**Provided text**:

= Beginning of Section =

Every two minutes, we shed enough skin cells to
cover nearly an entire football field. With a single sneeze, we can spew 3,000
cell-containing droplets into the world. And, on average, we leave behind between
40 and 100 hairs per day. As long as we
live in the world and leave our homes each day, we can’t avoid leaving a trail
of our DNA in our wake.
Every strand of DNA holds a treasure trove of deeply personal information, from our propensity for
medical conditions to our ancestry to our biological family relationships. And
increasingly, police are accessing and testing the DNA contained in our unavoidably
shed genetic material without judicial oversight. That’s why we’re asking
a court
to require police to get a warrant before
collecting the DNA we unavoidably leave behind.

= End of Section =

[Dataset entries]
= Beginning of Section =

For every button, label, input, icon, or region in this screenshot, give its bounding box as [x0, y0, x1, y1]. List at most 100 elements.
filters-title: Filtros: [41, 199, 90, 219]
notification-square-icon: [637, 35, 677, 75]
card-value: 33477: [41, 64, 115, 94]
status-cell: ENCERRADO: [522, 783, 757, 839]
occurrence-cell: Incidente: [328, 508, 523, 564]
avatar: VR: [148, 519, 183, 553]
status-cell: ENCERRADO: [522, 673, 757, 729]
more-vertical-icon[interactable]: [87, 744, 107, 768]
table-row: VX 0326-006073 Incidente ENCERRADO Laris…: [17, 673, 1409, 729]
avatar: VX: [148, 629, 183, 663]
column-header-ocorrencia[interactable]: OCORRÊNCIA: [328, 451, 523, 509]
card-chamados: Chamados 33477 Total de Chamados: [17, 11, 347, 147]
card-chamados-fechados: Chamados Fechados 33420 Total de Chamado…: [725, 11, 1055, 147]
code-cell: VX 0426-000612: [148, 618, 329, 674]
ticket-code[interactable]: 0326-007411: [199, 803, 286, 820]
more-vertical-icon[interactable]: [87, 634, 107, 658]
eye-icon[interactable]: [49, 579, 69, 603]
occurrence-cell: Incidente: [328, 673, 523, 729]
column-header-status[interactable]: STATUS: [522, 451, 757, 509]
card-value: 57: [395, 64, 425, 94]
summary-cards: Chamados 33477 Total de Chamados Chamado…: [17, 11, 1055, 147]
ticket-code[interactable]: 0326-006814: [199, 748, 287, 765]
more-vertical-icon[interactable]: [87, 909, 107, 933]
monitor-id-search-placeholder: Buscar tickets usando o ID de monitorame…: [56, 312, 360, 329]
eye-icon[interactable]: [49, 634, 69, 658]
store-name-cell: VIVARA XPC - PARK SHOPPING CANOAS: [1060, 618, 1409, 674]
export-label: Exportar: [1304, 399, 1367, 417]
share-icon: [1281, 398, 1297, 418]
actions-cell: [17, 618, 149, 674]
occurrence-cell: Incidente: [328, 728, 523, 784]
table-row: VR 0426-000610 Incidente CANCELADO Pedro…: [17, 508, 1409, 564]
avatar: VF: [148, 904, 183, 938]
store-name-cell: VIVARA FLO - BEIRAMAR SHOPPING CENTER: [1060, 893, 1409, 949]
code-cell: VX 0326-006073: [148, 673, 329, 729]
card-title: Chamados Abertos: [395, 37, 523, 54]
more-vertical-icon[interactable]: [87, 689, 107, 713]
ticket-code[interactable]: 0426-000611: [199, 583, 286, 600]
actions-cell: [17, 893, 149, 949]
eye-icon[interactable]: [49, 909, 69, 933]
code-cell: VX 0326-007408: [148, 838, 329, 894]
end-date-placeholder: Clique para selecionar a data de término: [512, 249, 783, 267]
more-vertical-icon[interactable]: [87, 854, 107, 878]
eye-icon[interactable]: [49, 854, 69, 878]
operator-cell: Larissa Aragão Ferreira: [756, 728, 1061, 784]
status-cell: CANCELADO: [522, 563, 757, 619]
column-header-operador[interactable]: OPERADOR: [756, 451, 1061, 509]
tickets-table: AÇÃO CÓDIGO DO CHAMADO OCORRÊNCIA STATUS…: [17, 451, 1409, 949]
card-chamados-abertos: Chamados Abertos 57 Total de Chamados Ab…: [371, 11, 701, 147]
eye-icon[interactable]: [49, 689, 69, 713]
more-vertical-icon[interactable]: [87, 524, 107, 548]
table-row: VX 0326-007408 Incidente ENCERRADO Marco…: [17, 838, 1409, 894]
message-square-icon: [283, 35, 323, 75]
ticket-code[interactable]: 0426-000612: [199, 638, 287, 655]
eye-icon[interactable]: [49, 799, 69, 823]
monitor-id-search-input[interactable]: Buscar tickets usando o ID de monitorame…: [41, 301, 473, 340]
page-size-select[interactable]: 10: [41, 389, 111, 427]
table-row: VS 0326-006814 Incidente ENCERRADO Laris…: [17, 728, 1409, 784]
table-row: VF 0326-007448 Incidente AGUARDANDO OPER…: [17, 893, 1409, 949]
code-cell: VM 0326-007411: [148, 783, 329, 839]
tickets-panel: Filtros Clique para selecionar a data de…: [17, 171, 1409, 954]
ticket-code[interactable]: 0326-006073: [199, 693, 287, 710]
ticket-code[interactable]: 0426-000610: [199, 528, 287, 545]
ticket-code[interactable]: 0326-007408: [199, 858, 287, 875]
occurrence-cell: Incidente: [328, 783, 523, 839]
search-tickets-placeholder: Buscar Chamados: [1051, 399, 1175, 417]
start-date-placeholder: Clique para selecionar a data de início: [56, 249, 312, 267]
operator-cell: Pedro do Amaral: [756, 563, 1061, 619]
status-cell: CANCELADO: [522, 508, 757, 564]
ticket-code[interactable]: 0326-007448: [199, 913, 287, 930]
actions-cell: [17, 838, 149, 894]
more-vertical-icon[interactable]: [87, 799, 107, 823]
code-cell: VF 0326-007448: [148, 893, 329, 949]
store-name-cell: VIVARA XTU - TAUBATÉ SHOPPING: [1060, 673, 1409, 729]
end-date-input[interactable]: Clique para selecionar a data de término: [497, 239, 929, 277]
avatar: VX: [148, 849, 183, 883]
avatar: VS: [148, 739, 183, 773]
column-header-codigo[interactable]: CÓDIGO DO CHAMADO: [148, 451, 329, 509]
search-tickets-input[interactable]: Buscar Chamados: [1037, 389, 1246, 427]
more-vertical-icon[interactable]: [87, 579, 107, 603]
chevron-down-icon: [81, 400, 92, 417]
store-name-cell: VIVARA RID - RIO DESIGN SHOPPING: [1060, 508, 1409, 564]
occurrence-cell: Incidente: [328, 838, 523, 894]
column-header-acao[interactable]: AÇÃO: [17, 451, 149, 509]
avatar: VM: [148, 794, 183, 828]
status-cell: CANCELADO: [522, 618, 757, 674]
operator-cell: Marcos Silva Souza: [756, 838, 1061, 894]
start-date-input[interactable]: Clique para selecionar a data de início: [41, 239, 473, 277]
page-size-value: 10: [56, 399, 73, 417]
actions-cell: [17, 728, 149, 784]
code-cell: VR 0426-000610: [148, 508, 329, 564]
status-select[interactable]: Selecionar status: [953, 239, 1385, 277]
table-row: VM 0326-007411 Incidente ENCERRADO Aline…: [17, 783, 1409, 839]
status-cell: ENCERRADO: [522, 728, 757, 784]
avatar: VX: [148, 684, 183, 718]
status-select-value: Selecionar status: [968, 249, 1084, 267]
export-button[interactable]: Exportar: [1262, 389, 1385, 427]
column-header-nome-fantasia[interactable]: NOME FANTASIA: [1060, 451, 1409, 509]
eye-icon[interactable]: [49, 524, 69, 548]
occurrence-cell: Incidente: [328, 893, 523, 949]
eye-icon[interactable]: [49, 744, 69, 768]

= End of Section =

**Exercises to complete**:
A) According to the passage on police collection of shed DNA, what kinds of personal information does a strand of DNA hold?
B) Extend the passage on police testing of unavoidably shed DNA, picking up after its final sentence.

**Response list**:
A)
- Our propensity for medical conditions
- Our ancestry
- Our biological family relationships

B)
Warrantless
access to unavoidably shed DNA is just one part of a troubling trend in police
investigations involving DNA. Already, in more than 60 criminal cases across
the country over the last two years, police have uploaded DNA evidence found at a crime scene to enormous
consumer genetic databases — such as GEDmatch and FamilyTreeDNA — in order to search
for family members of a possible suspect. The databases often return likely relatives
as distant as the suspect’s third cousins. Using this list of likely relatives,
police start building out massive family trees based on marriage certificates,
death records, and more.

Police then
pare the tree down, usually by age and location, in order to identify a likely
suspect (or several). Finally, police follow the suspects around until those
individuals discard items containing their DNA — anything from a Baskin-Robbins spoon to a napkin to a colostomy bag adhesive patch. Without getting a warrant from a
judge, police extract and test the DNA on those items, and use the resulting
genetic profile to determine whether that suspect’s DNA matches the original crime
scene evidence.

This
practice raises profound civil liberties and privacy concerns. Law enforcement
is searching through databases of thousands upon thousands of people’s highly revealing
DNA profiles, and then surreptitiously collecting and testing people’s DNA
without the protections and constraints of a warrant.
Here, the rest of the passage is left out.